Instruction:
Look through the data for the string "your". Copy every line where it is found.

begin Given data

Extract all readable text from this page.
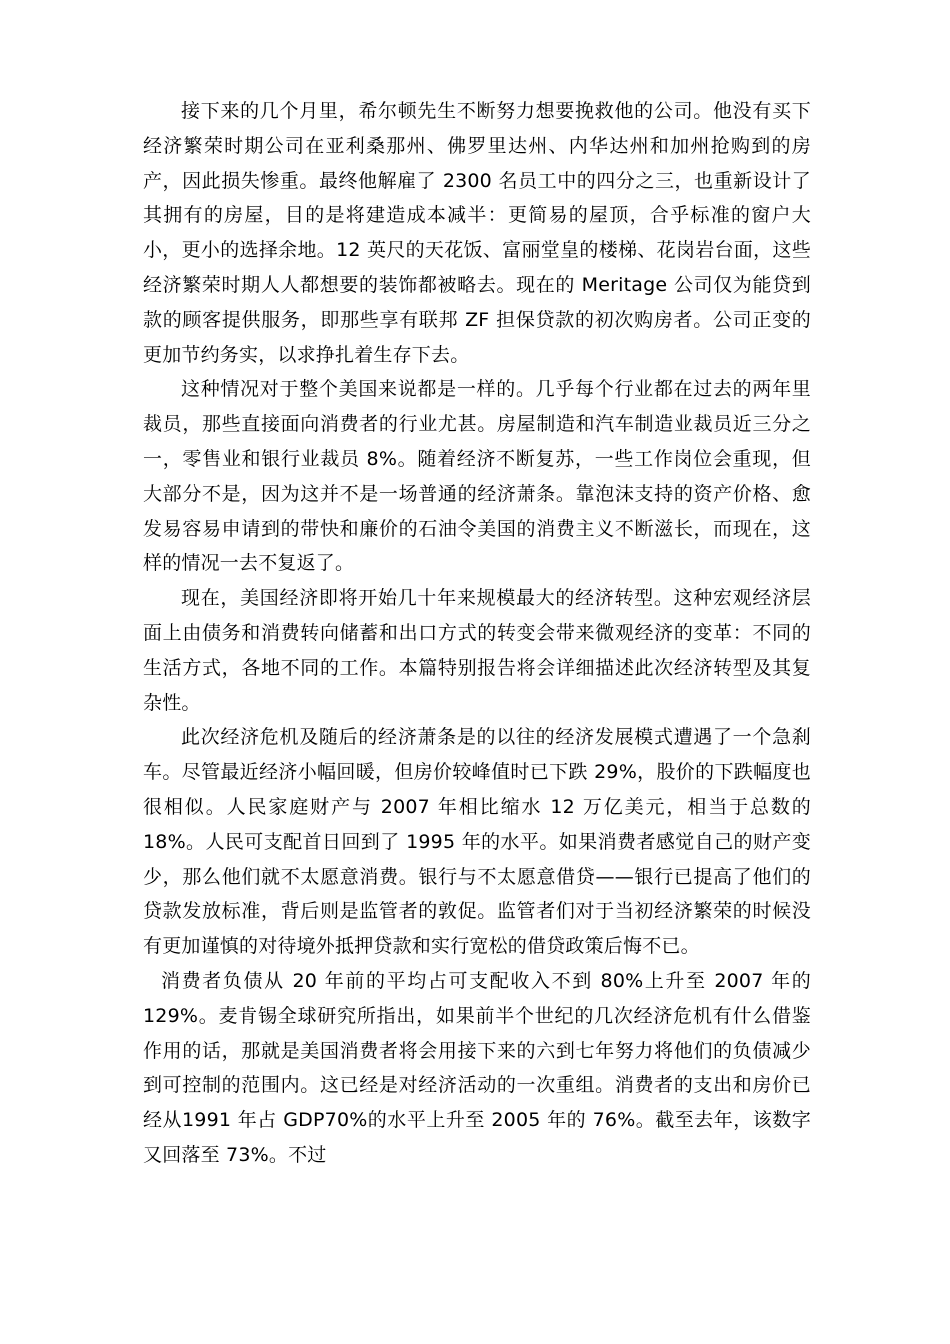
接下来的几个月里，希尔顿先生不断努力想要挽救他的公司。他没有买下经济繁荣时期公司在亚利桑那州、佛罗里达州、内华达州和加州抢购到的房产，因此损失惨重。最终他解雇了 2300 名员工中的四分之三，也重新设计了其拥有的房屋，目的是将建造成本减半：更简易的屋顶，合乎标准的窗户大小，更小的选择余地。12 英尺的天花饭、富丽堂皇的楼梯、花岗岩台面，这些经济繁荣时期人人都想要的装饰都被略去。现在的 Meritage 公司仅为能贷到款的顾客提供服务，即那些享有联邦 ZF 担保贷款的初次购房者。公司正变的更加节约务实，以求挣扎着生存下去。

这种情况对于整个美国来说都是一样的。几乎每个行业都在过去的两年里裁员，那些直接面向消费者的行业尤甚。房屋制造和汽车制造业裁员近三分之一，零售业和银行业裁员 8%。随着经济不断复苏，一些工作岗位会重现，但大部分不是，因为这并不是一场普通的经济萧条。靠泡沫支持的资产价格、愈发易容易申请到的带快和廉价的石油令美国的消费主义不断滋长，而现在，这样的情况一去不复返了。

现在，美国经济即将开始几十年来规模最大的经济转型。这种宏观经济层面上由债务和消费转向储蓄和出口方式的转变会带来微观经济的变革：不同的生活方式，各地不同的工作。本篇特别报告将会详细描述此次经济转型及其复杂性。

此次经济危机及随后的经济萧条是的以往的经济发展模式遭遇了一个急刹车。尽管最近经济小幅回暖，但房价较峰值时已下跌 29%，股价的下跌幅度也很相似。人民家庭财产与 2007 年相比缩水 12 万亿美元，相当于总数的 18%。人民可支配首日回到了 1995 年的水平。如果消费者感觉自己的财产变少，那么他们就不太愿意消费。银行与不太愿意借贷——银行已提高了他们的贷款发放标准，背后则是监管者的敦促。监管者们对于当初经济繁荣的时候没有更加谨慎的对待境外抵押贷款和实行宽松的借贷政策后悔不已。

消费者负债从 20 年前的平均占可支配收入不到 80%上升至 2007 年的 129%。麦肯锡全球研究所指出，如果前半个世纪的几次经济危机有什么借鉴作用的话，那就是美国消费者将会用接下来的六到七年努力将他们的负债减少到可控制的范围内。这已经是对经济活动的一次重组。消费者的支出和房价已经从1991 年占 GDP70%的水平上升至 2005 年的 76%。截至去年，该数字又回落至 73%。不过
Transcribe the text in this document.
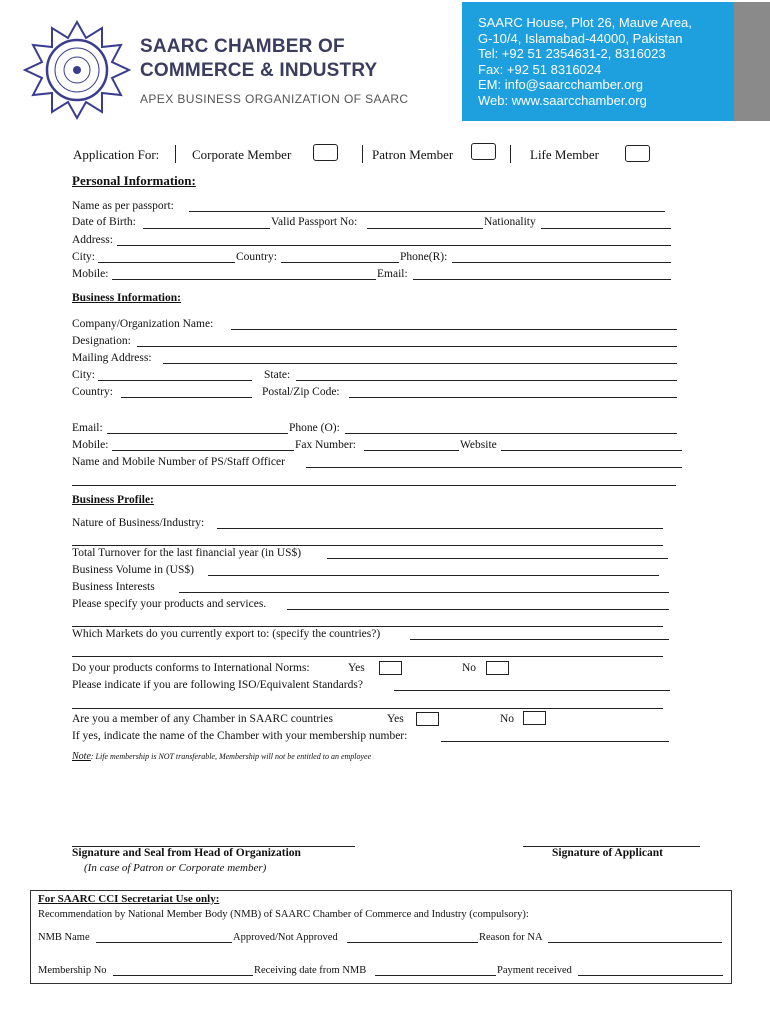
SAARC CHAMBER OF
COMMERCE & INDUSTRY
APEX BUSINESS ORGANIZATION OF SAARC
SAARC House, Plot 26, Mauve Area,
G-10/4, Islamabad-44000, Pakistan
Tel: +92 51 2354631-2, 8316023
Fax: +92 51 8316024
EM: info@saarcchamber.org
Web: www.saarcchamber.org
Application For:	Corporate Member	Patron Member	Life Member
Personal Information:
Name as per passport:
Date of Birth:	Valid Passport No:	Nationality
Address:
City:	Country:	Phone(R):
Mobile:	Email:
Business Information:
Company/Organization Name:
Designation:
Mailing Address:
City:	State:
Country:	Postal/Zip Code:
Email:	Phone (O):
Mobile:	Fax Number:	Website
Name and Mobile Number of PS/Staff Officer
Business Profile:
Nature of Business/Industry:
Total Turnover for the last financial year (in US$)
Business Volume in (US$)
Business Interests
Please specify your products and services.
Which Markets do you currently export to: (specify the countries?)
Do your products conforms to International Norms:	Yes	No
Please indicate if you are following ISO/Equivalent Standards?
Are you a member of any Chamber in SAARC countries	Yes	No
If yes, indicate the name of the Chamber with your membership number:
Note: Life membership is NOT transferable, Membership will not be entitled to an employee
Signature and Seal from Head of Organization
(In case of Patron or Corporate member)
Signature of Applicant
For SAARC CCI Secretariat Use only:
Recommendation by National Member Body (NMB) of SAARC Chamber of Commerce and Industry (compulsory):
NMB Name	Approved/Not Approved	Reason for NA
Membership No	Receiving date from NMB	Payment received
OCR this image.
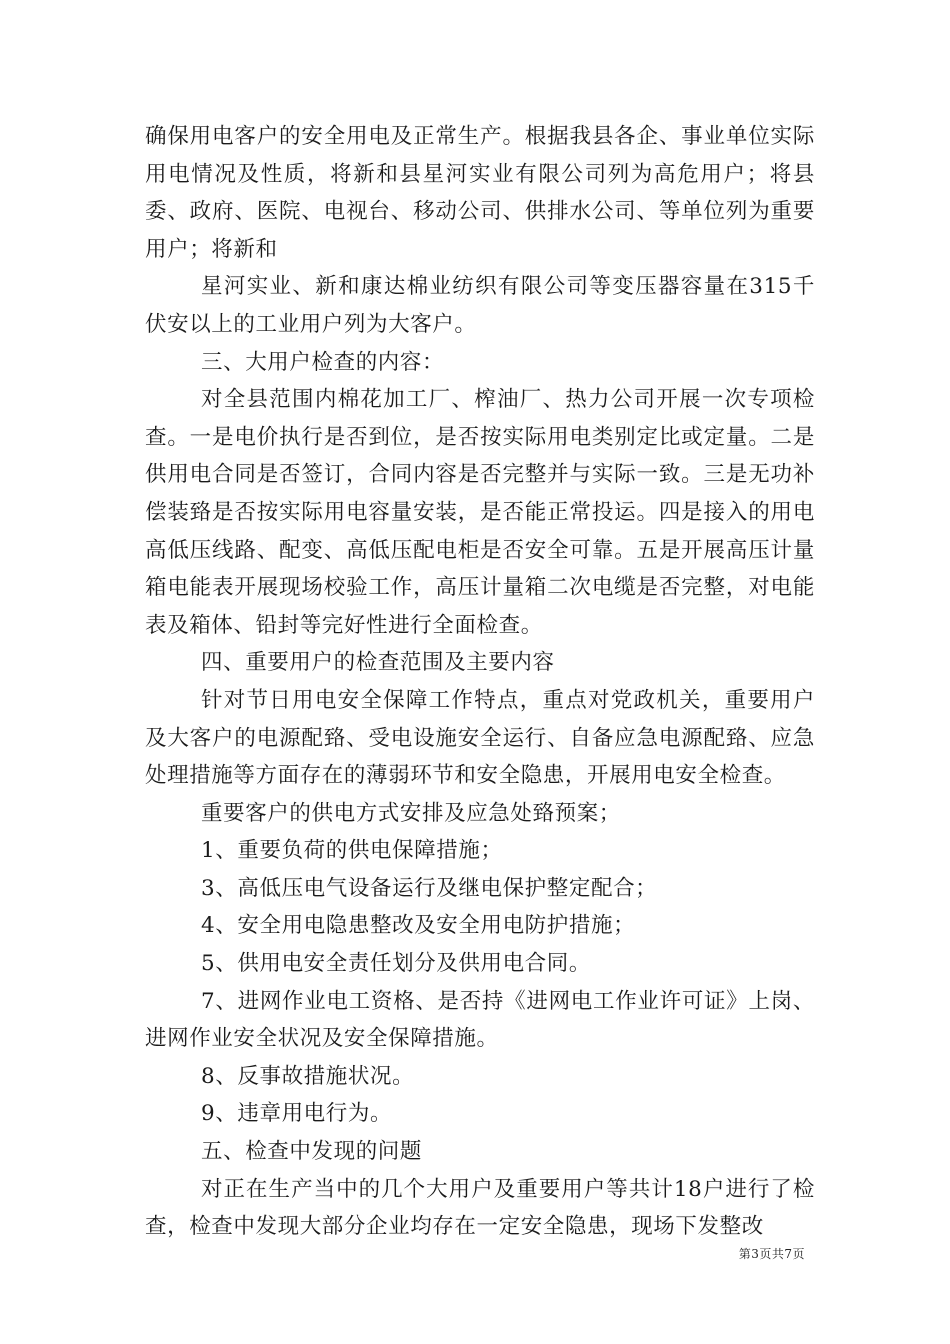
确保用电客户的安全用电及正常生产。根据我县各企、事业单位实际用电情况及性质，将新和县星河实业有限公司列为高危用户；将县委、政府、医院、电视台、移动公司、供排水公司、等单位列为重要用户；将新和

星河实业、新和康达棉业纺织有限公司等变压器容量在315千伏安以上的工业用户列为大客户。

三、大用户检查的内容：

对全县范围内棉花加工厂、榨油厂、热力公司开展一次专项检查。一是电价执行是否到位，是否按实际用电类别定比或定量。二是供用电合同是否签订，合同内容是否完整并与实际一致。三是无功补偿装臵是否按实际用电容量安装，是否能正常投运。四是接入的用电高低压线路、配变、高低压配电柜是否安全可靠。五是开展高压计量箱电能表开展现场校验工作，高压计量箱二次电缆是否完整，对电能表及箱体、铅封等完好性进行全面检查。

四、重要用户的检查范围及主要内容

针对节日用电安全保障工作特点，重点对党政机关，重要用户及大客户的电源配臵、受电设施安全运行、自备应急电源配臵、应急处理措施等方面存在的薄弱环节和安全隐患，开展用电安全检查。

重要客户的供电方式安排及应急处臵预案；

1、重要负荷的供电保障措施；

3、高低压电气设备运行及继电保护整定配合；

4、安全用电隐患整改及安全用电防护措施；

5、供用电安全责任划分及供用电合同。

7、进网作业电工资格、是否持《进网电工作业许可证》上岗、进网作业安全状况及安全保障措施。

8、反事故措施状况。

9、违章用电行为。

五、检查中发现的问题

对正在生产当中的几个大用户及重要用户等共计18户进行了检查，检查中发现大部分企业均存在一定安全隐患，现场下发整改

第3页共7页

end Given data

Expected output:
Please specify your products and services.
Do your products conforms to International Norms:	Yes	No
If yes, indicate the name of the Chamber with your membership number:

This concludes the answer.